**Supplied material**:
--- START ---

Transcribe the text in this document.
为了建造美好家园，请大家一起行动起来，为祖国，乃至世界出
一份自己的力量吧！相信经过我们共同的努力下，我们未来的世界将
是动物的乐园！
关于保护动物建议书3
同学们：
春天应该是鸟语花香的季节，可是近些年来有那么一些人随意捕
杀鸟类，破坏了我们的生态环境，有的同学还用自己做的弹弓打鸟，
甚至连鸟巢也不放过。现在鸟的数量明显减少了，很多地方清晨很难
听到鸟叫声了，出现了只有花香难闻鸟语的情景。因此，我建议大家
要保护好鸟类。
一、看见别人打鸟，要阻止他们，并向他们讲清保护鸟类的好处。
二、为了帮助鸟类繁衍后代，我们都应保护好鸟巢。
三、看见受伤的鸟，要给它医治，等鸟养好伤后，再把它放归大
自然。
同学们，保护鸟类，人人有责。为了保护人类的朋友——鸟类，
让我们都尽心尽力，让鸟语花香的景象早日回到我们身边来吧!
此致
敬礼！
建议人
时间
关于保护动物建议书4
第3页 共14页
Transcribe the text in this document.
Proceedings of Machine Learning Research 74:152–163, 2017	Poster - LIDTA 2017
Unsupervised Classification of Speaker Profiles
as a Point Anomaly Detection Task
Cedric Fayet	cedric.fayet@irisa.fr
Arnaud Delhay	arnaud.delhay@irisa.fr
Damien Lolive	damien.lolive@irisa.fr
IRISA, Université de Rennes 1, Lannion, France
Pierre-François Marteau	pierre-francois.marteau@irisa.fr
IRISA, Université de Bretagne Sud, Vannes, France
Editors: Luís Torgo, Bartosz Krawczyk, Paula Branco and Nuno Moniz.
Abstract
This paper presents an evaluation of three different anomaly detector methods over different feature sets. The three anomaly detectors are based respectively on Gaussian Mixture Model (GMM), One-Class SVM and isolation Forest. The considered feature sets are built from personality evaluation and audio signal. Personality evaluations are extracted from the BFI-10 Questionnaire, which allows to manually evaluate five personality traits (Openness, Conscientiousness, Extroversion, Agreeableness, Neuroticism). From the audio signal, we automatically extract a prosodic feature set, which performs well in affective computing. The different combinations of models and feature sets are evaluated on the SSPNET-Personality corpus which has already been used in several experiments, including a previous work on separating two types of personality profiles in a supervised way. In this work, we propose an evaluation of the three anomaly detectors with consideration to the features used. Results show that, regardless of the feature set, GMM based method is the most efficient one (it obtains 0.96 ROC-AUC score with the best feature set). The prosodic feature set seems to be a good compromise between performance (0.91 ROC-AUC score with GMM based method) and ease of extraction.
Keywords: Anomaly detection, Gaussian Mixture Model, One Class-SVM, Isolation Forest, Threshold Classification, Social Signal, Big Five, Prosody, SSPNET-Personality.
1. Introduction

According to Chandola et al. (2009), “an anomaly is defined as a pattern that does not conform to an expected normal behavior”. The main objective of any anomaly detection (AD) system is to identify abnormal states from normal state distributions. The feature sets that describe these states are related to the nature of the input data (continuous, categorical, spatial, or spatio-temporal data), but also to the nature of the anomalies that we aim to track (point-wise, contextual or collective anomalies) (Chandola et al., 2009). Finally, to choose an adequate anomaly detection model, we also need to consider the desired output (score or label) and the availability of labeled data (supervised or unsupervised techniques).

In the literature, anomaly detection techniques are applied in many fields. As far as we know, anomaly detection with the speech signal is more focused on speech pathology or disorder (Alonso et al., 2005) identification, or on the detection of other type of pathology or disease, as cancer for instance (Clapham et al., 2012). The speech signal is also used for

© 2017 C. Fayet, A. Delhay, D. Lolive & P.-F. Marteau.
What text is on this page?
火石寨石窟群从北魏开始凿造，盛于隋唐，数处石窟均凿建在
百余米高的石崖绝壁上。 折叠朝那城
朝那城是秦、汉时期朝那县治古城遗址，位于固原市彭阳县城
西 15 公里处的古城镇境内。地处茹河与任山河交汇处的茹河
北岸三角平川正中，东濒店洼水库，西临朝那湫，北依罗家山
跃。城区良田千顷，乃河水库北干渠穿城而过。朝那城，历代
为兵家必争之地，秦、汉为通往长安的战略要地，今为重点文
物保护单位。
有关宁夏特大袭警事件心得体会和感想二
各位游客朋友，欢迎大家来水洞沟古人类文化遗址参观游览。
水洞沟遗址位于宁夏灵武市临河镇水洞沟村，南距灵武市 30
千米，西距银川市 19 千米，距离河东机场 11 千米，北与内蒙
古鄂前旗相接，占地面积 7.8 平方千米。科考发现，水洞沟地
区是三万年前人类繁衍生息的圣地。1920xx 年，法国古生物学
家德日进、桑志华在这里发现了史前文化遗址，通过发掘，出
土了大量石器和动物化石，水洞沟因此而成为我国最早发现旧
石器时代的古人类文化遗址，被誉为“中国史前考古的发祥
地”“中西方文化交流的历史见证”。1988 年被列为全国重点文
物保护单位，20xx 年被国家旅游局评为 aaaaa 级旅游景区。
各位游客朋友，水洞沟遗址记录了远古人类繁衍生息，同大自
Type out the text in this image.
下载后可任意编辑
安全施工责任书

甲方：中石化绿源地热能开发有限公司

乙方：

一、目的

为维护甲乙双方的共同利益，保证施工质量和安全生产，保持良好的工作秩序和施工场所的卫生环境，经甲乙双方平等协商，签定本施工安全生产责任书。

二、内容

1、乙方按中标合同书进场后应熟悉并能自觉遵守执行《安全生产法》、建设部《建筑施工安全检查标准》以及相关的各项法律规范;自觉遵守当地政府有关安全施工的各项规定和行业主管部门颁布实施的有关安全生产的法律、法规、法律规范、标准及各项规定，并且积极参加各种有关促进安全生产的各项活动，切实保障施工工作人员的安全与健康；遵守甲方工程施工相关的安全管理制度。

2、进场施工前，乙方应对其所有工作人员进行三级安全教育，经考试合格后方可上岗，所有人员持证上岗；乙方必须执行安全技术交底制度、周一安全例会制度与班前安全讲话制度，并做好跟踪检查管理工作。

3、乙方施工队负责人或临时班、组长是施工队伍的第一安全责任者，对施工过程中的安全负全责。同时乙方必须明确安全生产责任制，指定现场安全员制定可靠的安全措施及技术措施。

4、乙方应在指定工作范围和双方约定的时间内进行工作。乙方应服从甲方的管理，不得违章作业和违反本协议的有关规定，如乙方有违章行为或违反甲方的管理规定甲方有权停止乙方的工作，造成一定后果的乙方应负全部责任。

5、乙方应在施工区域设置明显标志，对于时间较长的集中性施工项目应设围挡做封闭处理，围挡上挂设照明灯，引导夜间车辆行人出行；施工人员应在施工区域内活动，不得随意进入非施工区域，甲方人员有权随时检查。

--- END ---

**Direction**:
From the preceding material, extract every line exactly.

**The response**:
Transcribe the text in this document.
为了建造美好家园，请大家一起行动起来，为祖国，乃至世界出
一份自己的力量吧！相信经过我们共同的努力下，我们未来的世界将
是动物的乐园！
关于保护动物建议书3
同学们：
春天应该是鸟语花香的季节，可是近些年来有那么一些人随意捕
杀鸟类，破坏了我们的生态环境，有的同学还用自己做的弹弓打鸟，
甚至连鸟巢也不放过。现在鸟的数量明显减少了，很多地方清晨很难
听到鸟叫声了，出现了只有花香难闻鸟语的情景。因此，我建议大家
要保护好鸟类。
一、看见别人打鸟，要阻止他们，并向他们讲清保护鸟类的好处。
二、为了帮助鸟类繁衍后代，我们都应保护好鸟巢。
三、看见受伤的鸟，要给它医治，等鸟养好伤后，再把它放归大
自然。
同学们，保护鸟类，人人有责。为了保护人类的朋友——鸟类，
让我们都尽心尽力，让鸟语花香的景象早日回到我们身边来吧!
此致
敬礼！
建议人
时间
关于保护动物建议书4
第3页 共14页
Transcribe the text in this document.
Proceedings of Machine Learning Research 74:152–163, 2017	Poster - LIDTA 2017
Unsupervised Classification of Speaker Profiles
as a Point Anomaly Detection Task
Cedric Fayet	cedric.fayet@irisa.fr
Arnaud Delhay	arnaud.delhay@irisa.fr
Damien Lolive	damien.lolive@irisa.fr
IRISA, Université de Rennes 1, Lannion, France
Pierre-François Marteau	pierre-francois.marteau@irisa.fr
IRISA, Université de Bretagne Sud, Vannes, France
Editors: Luís Torgo, Bartosz Krawczyk, Paula Branco and Nuno Moniz.
Abstract
This paper presents an evaluation of three different anomaly detector methods over different feature sets. The three anomaly detectors are based respectively on Gaussian Mixture Model (GMM), One-Class SVM and isolation Forest. The considered feature sets are built from personality evaluation and audio signal. Personality evaluations are extracted from the BFI-10 Questionnaire, which allows to manually evaluate five personality traits (Openness, Conscientiousness, Extroversion, Agreeableness, Neuroticism). From the audio signal, we automatically extract a prosodic feature set, which performs well in affective computing. The different combinations of models and feature sets are evaluated on the SSPNET-Personality corpus which has already been used in several experiments, including a previous work on separating two types of personality profiles in a supervised way. In this work, we propose an evaluation of the three anomaly detectors with consideration to the features used. Results show that, regardless of the feature set, GMM based method is the most efficient one (it obtains 0.96 ROC-AUC score with the best feature set). The prosodic feature set seems to be a good compromise between performance (0.91 ROC-AUC score with GMM based method) and ease of extraction.
Keywords: Anomaly detection, Gaussian Mixture Model, One Class-SVM, Isolation Forest, Threshold Classification, Social Signal, Big Five, Prosody, SSPNET-Personality.
1. Introduction

According to Chandola et al. (2009), “an anomaly is defined as a pattern that does not conform to an expected normal behavior”. The main objective of any anomaly detection (AD) system is to identify abnormal states from normal state distributions. The feature sets that describe these states are related to the nature of the input data (continuous, categorical, spatial, or spatio-temporal data), but also to the nature of the anomalies that we aim to track (point-wise, contextual or collective anomalies) (Chandola et al., 2009). Finally, to choose an adequate anomaly detection model, we also need to consider the desired output (score or label) and the availability of labeled data (supervised or unsupervised techniques).

In the literature, anomaly detection techniques are applied in many fields. As far as we know, anomaly detection with the speech signal is more focused on speech pathology or disorder (Alonso et al., 2005) identification, or on the detection of other type of pathology or disease, as cancer for instance (Clapham et al., 2012). The speech signal is also used for

© 2017 C. Fayet, A. Delhay, D. Lolive & P.-F. Marteau.
What text is on this page?
火石寨石窟群从北魏开始凿造，盛于隋唐，数处石窟均凿建在
百余米高的石崖绝壁上。 折叠朝那城
朝那城是秦、汉时期朝那县治古城遗址，位于固原市彭阳县城
西 15 公里处的古城镇境内。地处茹河与任山河交汇处的茹河
北岸三角平川正中，东濒店洼水库，西临朝那湫，北依罗家山
跃。城区良田千顷，乃河水库北干渠穿城而过。朝那城，历代
为兵家必争之地，秦、汉为通往长安的战略要地，今为重点文
物保护单位。
有关宁夏特大袭警事件心得体会和感想二
各位游客朋友，欢迎大家来水洞沟古人类文化遗址参观游览。
水洞沟遗址位于宁夏灵武市临河镇水洞沟村，南距灵武市 30
千米，西距银川市 19 千米，距离河东机场 11 千米，北与内蒙
古鄂前旗相接，占地面积 7.8 平方千米。科考发现，水洞沟地
区是三万年前人类繁衍生息的圣地。1920xx 年，法国古生物学
家德日进、桑志华在这里发现了史前文化遗址，通过发掘，出
土了大量石器和动物化石，水洞沟因此而成为我国最早发现旧
石器时代的古人类文化遗址，被誉为“中国史前考古的发祥
地”“中西方文化交流的历史见证”。1988 年被列为全国重点文
物保护单位，20xx 年被国家旅游局评为 aaaaa 级旅游景区。
各位游客朋友，水洞沟遗址记录了远古人类繁衍生息，同大自
Type out the text in this image.
下载后可任意编辑
安全施工责任书

甲方：中石化绿源地热能开发有限公司

乙方：

一、目的

为维护甲乙双方的共同利益，保证施工质量和安全生产，保持良好的工作秩序和施工场所的卫生环境，经甲乙双方平等协商，签定本施工安全生产责任书。

二、内容

1、乙方按中标合同书进场后应熟悉并能自觉遵守执行《安全生产法》、建设部《建筑施工安全检查标准》以及相关的各项法律规范;自觉遵守当地政府有关安全施工的各项规定和行业主管部门颁布实施的有关安全生产的法律、法规、法律规范、标准及各项规定，并且积极参加各种有关促进安全生产的各项活动，切实保障施工工作人员的安全与健康；遵守甲方工程施工相关的安全管理制度。

2、进场施工前，乙方应对其所有工作人员进行三级安全教育，经考试合格后方可上岗，所有人员持证上岗；乙方必须执行安全技术交底制度、周一安全例会制度与班前安全讲话制度，并做好跟踪检查管理工作。

3、乙方施工队负责人或临时班、组长是施工队伍的第一安全责任者，对施工过程中的安全负全责。同时乙方必须明确安全生产责任制，指定现场安全员制定可靠的安全措施及技术措施。

4、乙方应在指定工作范围和双方约定的时间内进行工作。乙方应服从甲方的管理，不得违章作业和违反本协议的有关规定，如乙方有违章行为或违反甲方的管理规定甲方有权停止乙方的工作，造成一定后果的乙方应负全部责任。

5、乙方应在施工区域设置明显标志，对于时间较长的集中性施工项目应设围挡做封闭处理，围挡上挂设照明灯，引导夜间车辆行人出行；施工人员应在施工区域内活动，不得随意进入非施工区域，甲方人员有权随时检查。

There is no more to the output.